**Dataset items:**
begin

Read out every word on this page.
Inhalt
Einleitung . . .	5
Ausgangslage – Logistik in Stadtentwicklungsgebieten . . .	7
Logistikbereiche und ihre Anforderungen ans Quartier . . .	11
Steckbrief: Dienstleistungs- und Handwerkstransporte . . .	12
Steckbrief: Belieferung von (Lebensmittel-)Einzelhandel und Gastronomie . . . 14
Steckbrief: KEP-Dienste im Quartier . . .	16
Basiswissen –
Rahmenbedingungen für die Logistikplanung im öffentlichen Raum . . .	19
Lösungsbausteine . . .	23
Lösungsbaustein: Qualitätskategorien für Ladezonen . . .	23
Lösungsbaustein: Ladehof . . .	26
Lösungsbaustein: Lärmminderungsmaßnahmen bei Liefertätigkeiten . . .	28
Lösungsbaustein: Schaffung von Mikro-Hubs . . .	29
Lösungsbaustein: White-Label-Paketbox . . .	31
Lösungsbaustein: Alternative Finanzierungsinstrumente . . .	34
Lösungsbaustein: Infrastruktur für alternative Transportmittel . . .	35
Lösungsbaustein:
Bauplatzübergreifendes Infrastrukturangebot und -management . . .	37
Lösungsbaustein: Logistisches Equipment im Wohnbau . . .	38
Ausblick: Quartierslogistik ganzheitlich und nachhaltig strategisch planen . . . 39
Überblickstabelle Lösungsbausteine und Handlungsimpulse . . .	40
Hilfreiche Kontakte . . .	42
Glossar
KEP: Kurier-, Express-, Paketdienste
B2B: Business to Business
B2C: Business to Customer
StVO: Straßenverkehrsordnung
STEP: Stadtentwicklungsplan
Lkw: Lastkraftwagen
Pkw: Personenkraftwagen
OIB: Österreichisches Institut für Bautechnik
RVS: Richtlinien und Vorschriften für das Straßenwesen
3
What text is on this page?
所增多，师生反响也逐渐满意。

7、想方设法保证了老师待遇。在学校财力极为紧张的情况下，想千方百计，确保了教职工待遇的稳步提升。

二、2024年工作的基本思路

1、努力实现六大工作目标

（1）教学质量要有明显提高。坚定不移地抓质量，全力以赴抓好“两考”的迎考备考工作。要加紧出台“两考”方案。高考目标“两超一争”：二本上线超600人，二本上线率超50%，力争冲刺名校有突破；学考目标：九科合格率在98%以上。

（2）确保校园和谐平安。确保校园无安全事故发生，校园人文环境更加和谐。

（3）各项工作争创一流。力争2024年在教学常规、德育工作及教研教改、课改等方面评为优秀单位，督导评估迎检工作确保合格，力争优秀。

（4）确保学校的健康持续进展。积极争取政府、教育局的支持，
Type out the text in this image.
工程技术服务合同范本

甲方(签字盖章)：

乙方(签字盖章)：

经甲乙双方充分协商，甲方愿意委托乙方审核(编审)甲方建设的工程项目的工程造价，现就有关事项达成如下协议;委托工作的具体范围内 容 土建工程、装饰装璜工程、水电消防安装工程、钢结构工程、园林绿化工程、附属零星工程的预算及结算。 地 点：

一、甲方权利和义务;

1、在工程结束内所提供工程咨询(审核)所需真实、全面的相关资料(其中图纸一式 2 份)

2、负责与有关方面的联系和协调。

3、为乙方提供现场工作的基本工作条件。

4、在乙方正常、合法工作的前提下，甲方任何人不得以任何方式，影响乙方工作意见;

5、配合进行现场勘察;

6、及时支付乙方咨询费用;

end

**TO DO:**
Reproduce each entry from the records above, character for character.

**FULL SOLUTION:**
Read out every word on this page.
Inhalt
Einleitung . . .	5
Ausgangslage – Logistik in Stadtentwicklungsgebieten . . .	7
Logistikbereiche und ihre Anforderungen ans Quartier . . .	11
Steckbrief: Dienstleistungs- und Handwerkstransporte . . .	12
Steckbrief: Belieferung von (Lebensmittel-)Einzelhandel und Gastronomie . . . 14
Steckbrief: KEP-Dienste im Quartier . . .	16
Basiswissen –
Rahmenbedingungen für die Logistikplanung im öffentlichen Raum . . .	19
Lösungsbausteine . . .	23
Lösungsbaustein: Qualitätskategorien für Ladezonen . . .	23
Lösungsbaustein: Ladehof . . .	26
Lösungsbaustein: Lärmminderungsmaßnahmen bei Liefertätigkeiten . . .	28
Lösungsbaustein: Schaffung von Mikro-Hubs . . .	29
Lösungsbaustein: White-Label-Paketbox . . .	31
Lösungsbaustein: Alternative Finanzierungsinstrumente . . .	34
Lösungsbaustein: Infrastruktur für alternative Transportmittel . . .	35
Lösungsbaustein:
Bauplatzübergreifendes Infrastrukturangebot und -management . . .	37
Lösungsbaustein: Logistisches Equipment im Wohnbau . . .	38
Ausblick: Quartierslogistik ganzheitlich und nachhaltig strategisch planen . . . 39
Überblickstabelle Lösungsbausteine und Handlungsimpulse . . .	40
Hilfreiche Kontakte . . .	42
Glossar
KEP: Kurier-, Express-, Paketdienste
B2B: Business to Business
B2C: Business to Customer
StVO: Straßenverkehrsordnung
STEP: Stadtentwicklungsplan
Lkw: Lastkraftwagen
Pkw: Personenkraftwagen
OIB: Österreichisches Institut für Bautechnik
RVS: Richtlinien und Vorschriften für das Straßenwesen
3
What text is on this page?
所增多，师生反响也逐渐满意。

7、想方设法保证了老师待遇。在学校财力极为紧张的情况下，想千方百计，确保了教职工待遇的稳步提升。

二、2024年工作的基本思路

1、努力实现六大工作目标

（1）教学质量要有明显提高。坚定不移地抓质量，全力以赴抓好“两考”的迎考备考工作。要加紧出台“两考”方案。高考目标“两超一争”：二本上线超600人，二本上线率超50%，力争冲刺名校有突破；学考目标：九科合格率在98%以上。

（2）确保校园和谐平安。确保校园无安全事故发生，校园人文环境更加和谐。

（3）各项工作争创一流。力争2024年在教学常规、德育工作及教研教改、课改等方面评为优秀单位，督导评估迎检工作确保合格，力争优秀。

（4）确保学校的健康持续进展。积极争取政府、教育局的支持，
Type out the text in this image.
工程技术服务合同范本

甲方(签字盖章)：

乙方(签字盖章)：

经甲乙双方充分协商，甲方愿意委托乙方审核(编审)甲方建设的工程项目的工程造价，现就有关事项达成如下协议;委托工作的具体范围内 容 土建工程、装饰装璜工程、水电消防安装工程、钢结构工程、园林绿化工程、附属零星工程的预算及结算。 地 点：

一、甲方权利和义务;

1、在工程结束内所提供工程咨询(审核)所需真实、全面的相关资料(其中图纸一式 2 份)

2、负责与有关方面的联系和协调。

3、为乙方提供现场工作的基本工作条件。

4、在乙方正常、合法工作的前提下，甲方任何人不得以任何方式，影响乙方工作意见;

5、配合进行现场勘察;

6、及时支付乙方咨询费用;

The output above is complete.